Written exercise: Look through the records below and give the number of lines holding the string "fields", nothing more.

Input records:
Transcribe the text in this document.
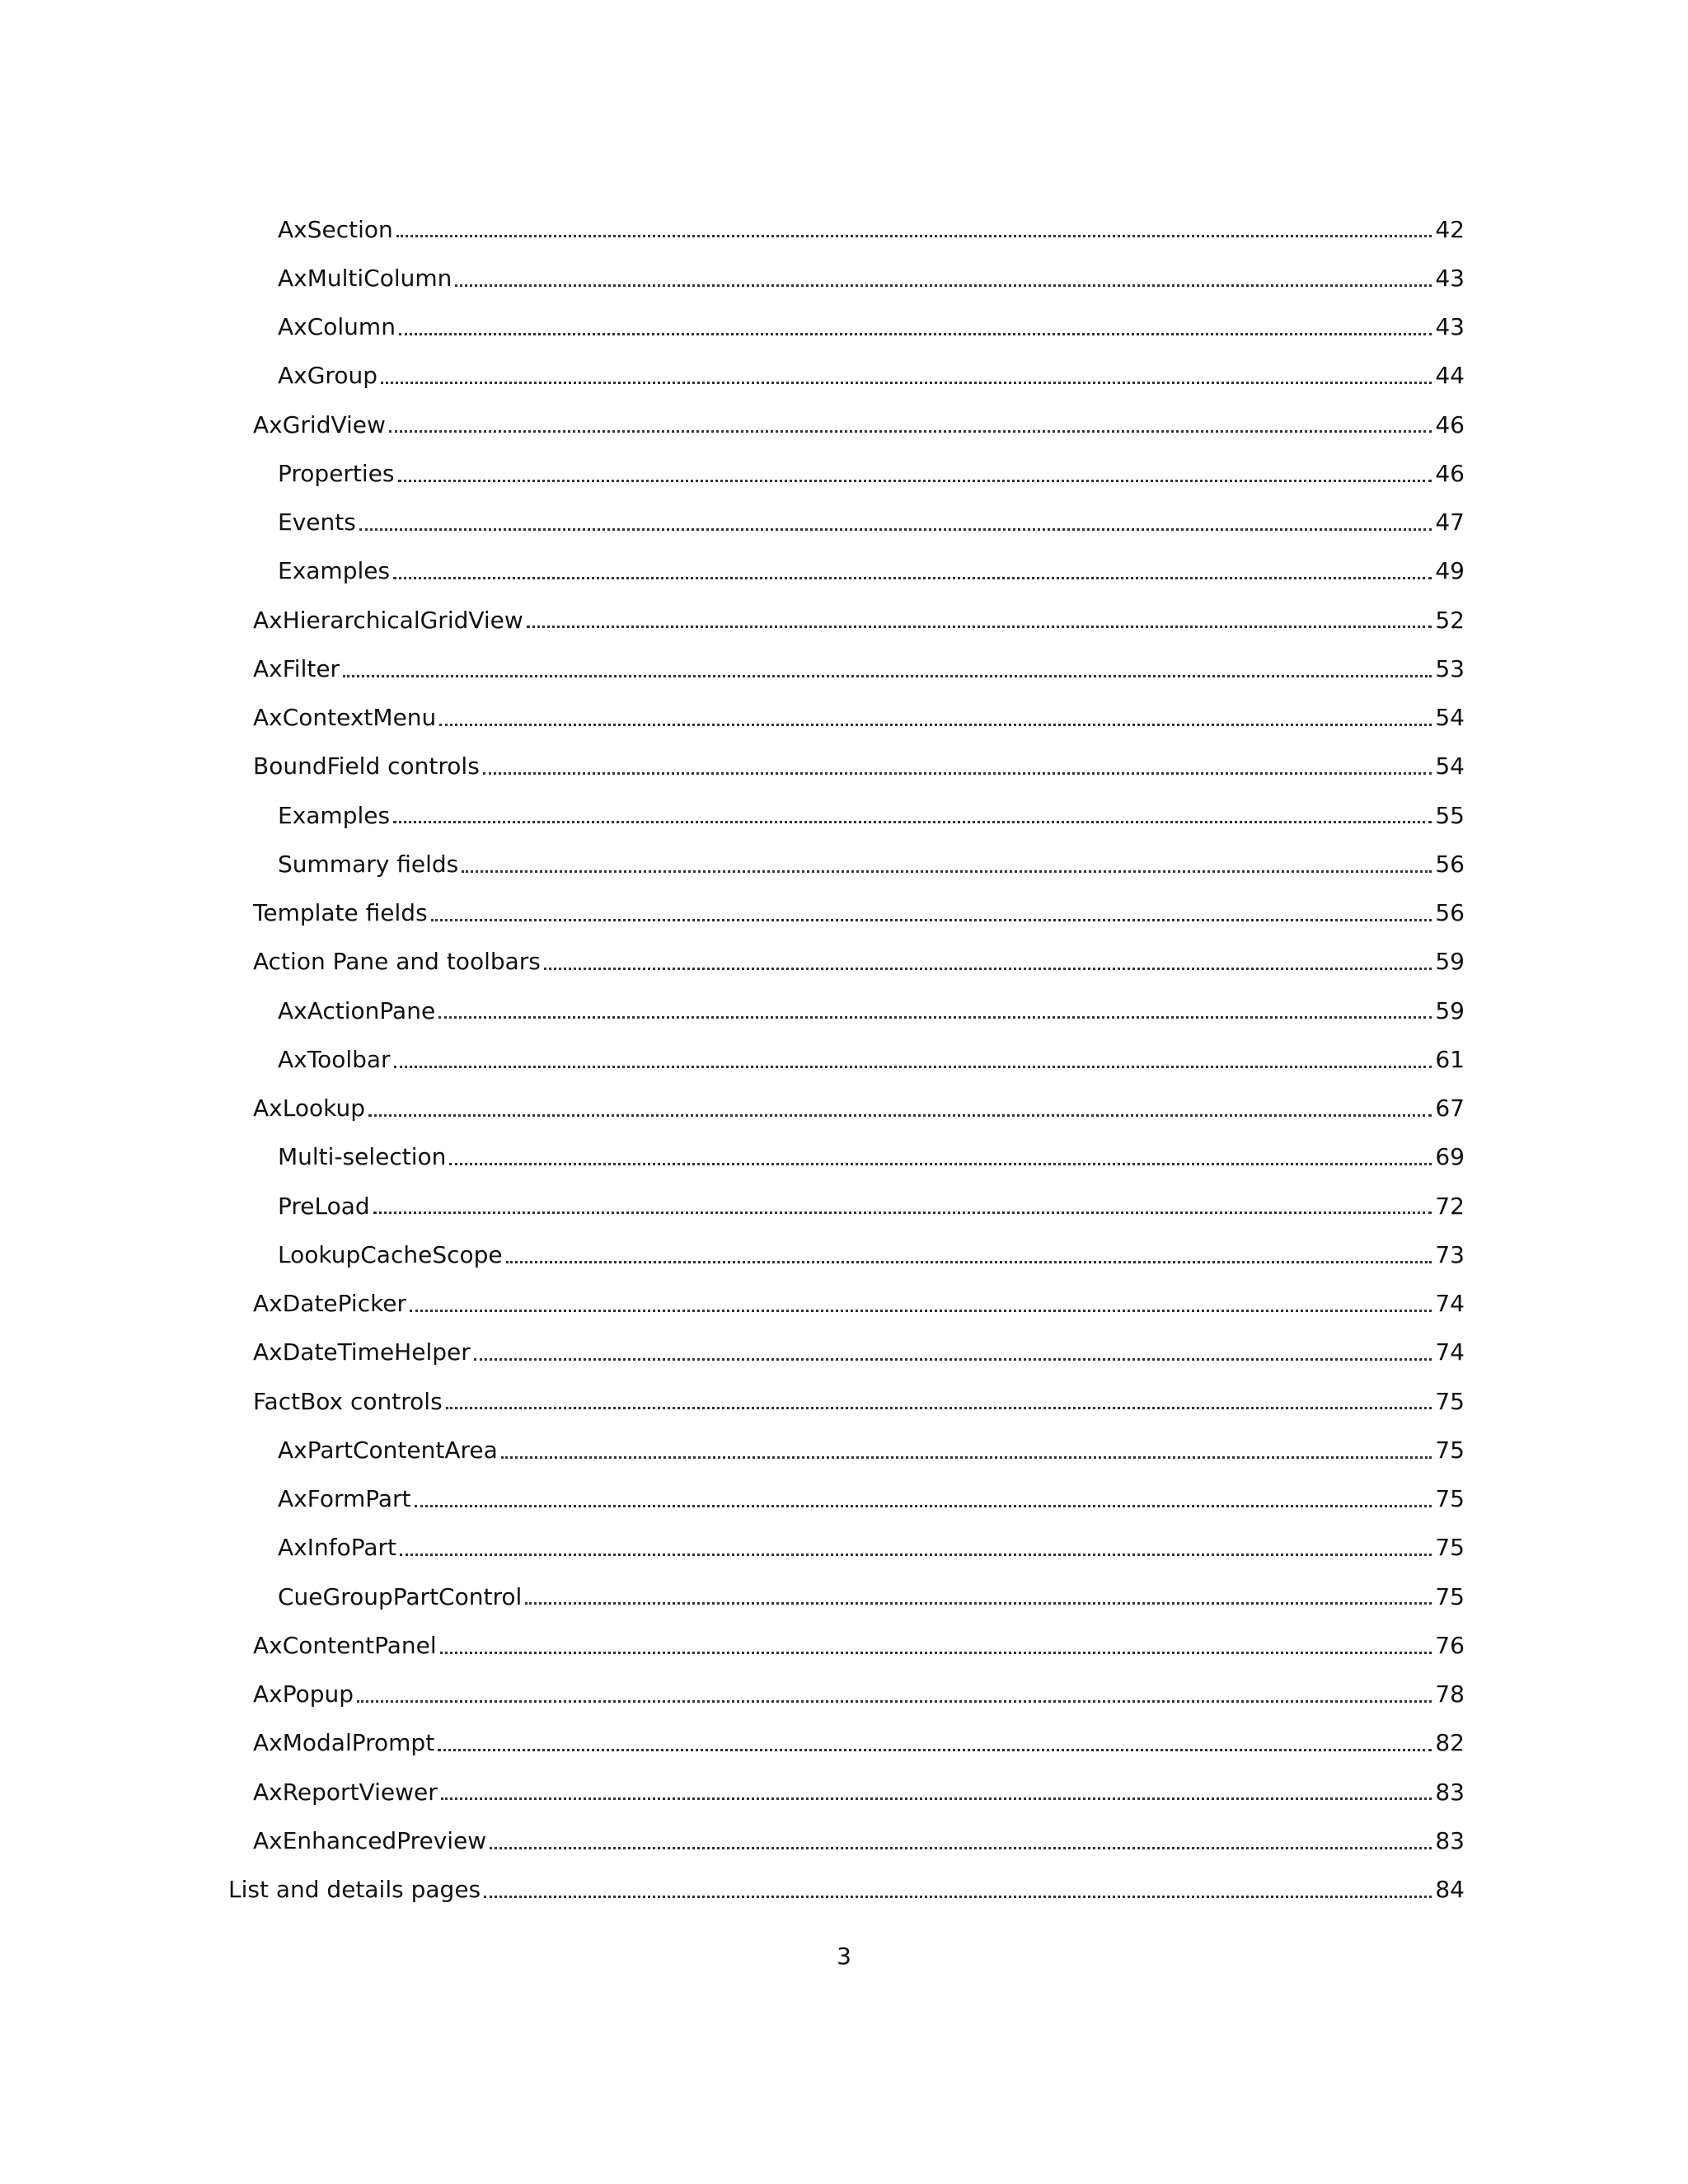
AxSection	42
AxMultiColumn	43
AxColumn	43
AxGroup	44
AxGridView	46
Properties	46
Events	47
Examples	49
AxHierarchicalGridView	52
AxFilter	53
AxContextMenu	54
BoundField controls	54
Examples	55
Summary fields	56
Template fields	56
Action Pane and toolbars	59
AxActionPane	59
AxToolbar	61
AxLookup	67
Multi-selection	69
PreLoad	72
LookupCacheScope	73
AxDatePicker	74
AxDateTimeHelper	74
FactBox controls	75
AxPartContentArea	75
AxFormPart	75
AxInfoPart	75
CueGroupPartControl	75
AxContentPanel	76
AxPopup	78
AxModalPrompt	82
AxReportViewer	83
AxEnhancedPreview	83
List and details pages	84
3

Written answer: 2